*Given instruction*
Emit the data below verbatim, stripping out any pictures.

Entries from a visual dataset
>>>>>

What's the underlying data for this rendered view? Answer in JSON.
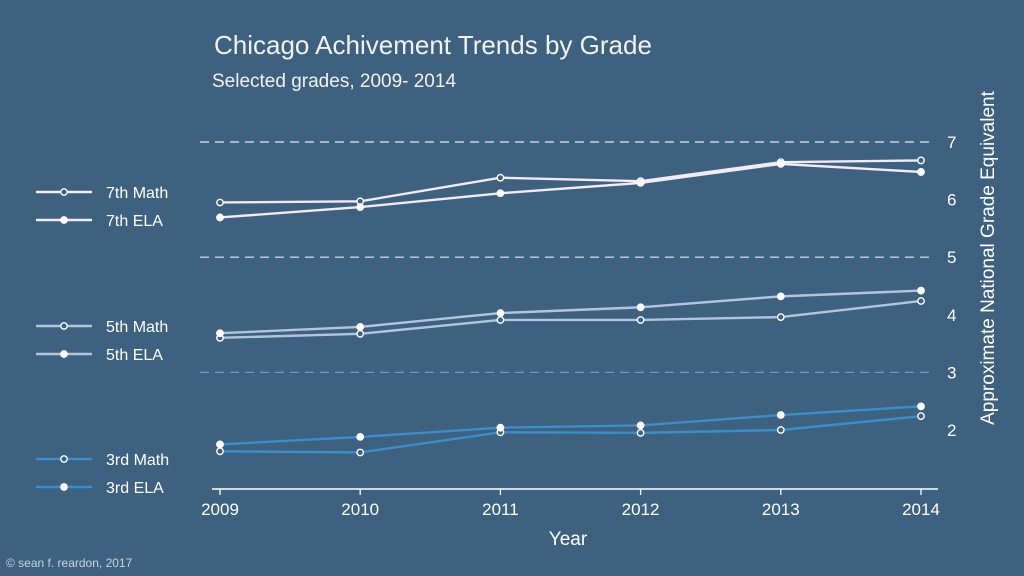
{
  "title": "Chicago Achivement Trends by Grade",
  "subtitle": "Selected grades, 2009- 2014",
  "copyright": "© sean f. reardon, 2017",
  "colors": {
    "background": "#3d617e",
    "grade7": "#f2eaf5",
    "grade5": "#b3c4df",
    "grade3": "#3a8ec9"
  },
  "chart_data": {
    "type": "line",
    "x": [
      2009,
      2010,
      2011,
      2012,
      2013,
      2014
    ],
    "xlabel": "Year",
    "ylabel": "Approximate National Grade Equivalent",
    "ylim": [
      1,
      7
    ],
    "yticks": [
      2,
      3,
      4,
      5,
      6,
      7
    ],
    "grid": "dashed reference lines at 3, 5, 7",
    "legend": "left",
    "series": [
      {
        "name": "7th Math",
        "marker": "open",
        "color": "#f2eaf5",
        "values": [
          5.95,
          5.97,
          6.38,
          6.32,
          6.65,
          6.68
        ]
      },
      {
        "name": "7th ELA",
        "marker": "filled",
        "color": "#f2eaf5",
        "values": [
          5.69,
          5.87,
          6.11,
          6.29,
          6.62,
          6.48
        ]
      },
      {
        "name": "5th Math",
        "marker": "open",
        "color": "#b3c4df",
        "values": [
          3.6,
          3.67,
          3.91,
          3.91,
          3.96,
          4.24
        ]
      },
      {
        "name": "5th ELA",
        "marker": "filled",
        "color": "#b3c4df",
        "values": [
          3.68,
          3.79,
          4.03,
          4.13,
          4.32,
          4.42
        ]
      },
      {
        "name": "3rd Math",
        "marker": "open",
        "color": "#3a8ec9",
        "values": [
          1.63,
          1.61,
          1.96,
          1.95,
          2.0,
          2.24
        ]
      },
      {
        "name": "3rd ELA",
        "marker": "filled",
        "color": "#3a8ec9",
        "values": [
          1.75,
          1.88,
          2.04,
          2.08,
          2.26,
          2.41
        ]
      }
    ]
  }
}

<<<<<

*Solution below*
What's the underlying data for this rendered view? Answer in JSON.
{
  "title": "Chicago Achivement Trends by Grade",
  "subtitle": "Selected grades, 2009- 2014",
  "copyright": "© sean f. reardon, 2017",
  "colors": {
    "background": "#3d617e",
    "grade7": "#f2eaf5",
    "grade5": "#b3c4df",
    "grade3": "#3a8ec9"
  },
  "chart_data": {
    "type": "line",
    "x": [
      2009,
      2010,
      2011,
      2012,
      2013,
      2014
    ],
    "xlabel": "Year",
    "ylabel": "Approximate National Grade Equivalent",
    "ylim": [
      1,
      7
    ],
    "yticks": [
      2,
      3,
      4,
      5,
      6,
      7
    ],
    "grid": "dashed reference lines at 3, 5, 7",
    "legend": "left",
    "series": [
      {
        "name": "7th Math",
        "marker": "open",
        "color": "#f2eaf5",
        "values": [
          5.95,
          5.97,
          6.38,
          6.32,
          6.65,
          6.68
        ]
      },
      {
        "name": "7th ELA",
        "marker": "filled",
        "color": "#f2eaf5",
        "values": [
          5.69,
          5.87,
          6.11,
          6.29,
          6.62,
          6.48
        ]
      },
      {
        "name": "5th Math",
        "marker": "open",
        "color": "#b3c4df",
        "values": [
          3.6,
          3.67,
          3.91,
          3.91,
          3.96,
          4.24
        ]
      },
      {
        "name": "5th ELA",
        "marker": "filled",
        "color": "#b3c4df",
        "values": [
          3.68,
          3.79,
          4.03,
          4.13,
          4.32,
          4.42
        ]
      },
      {
        "name": "3rd Math",
        "marker": "open",
        "color": "#3a8ec9",
        "values": [
          1.63,
          1.61,
          1.96,
          1.95,
          2.0,
          2.24
        ]
      },
      {
        "name": "3rd ELA",
        "marker": "filled",
        "color": "#3a8ec9",
        "values": [
          1.75,
          1.88,
          2.04,
          2.08,
          2.26,
          2.41
        ]
      }
    ]
  }
}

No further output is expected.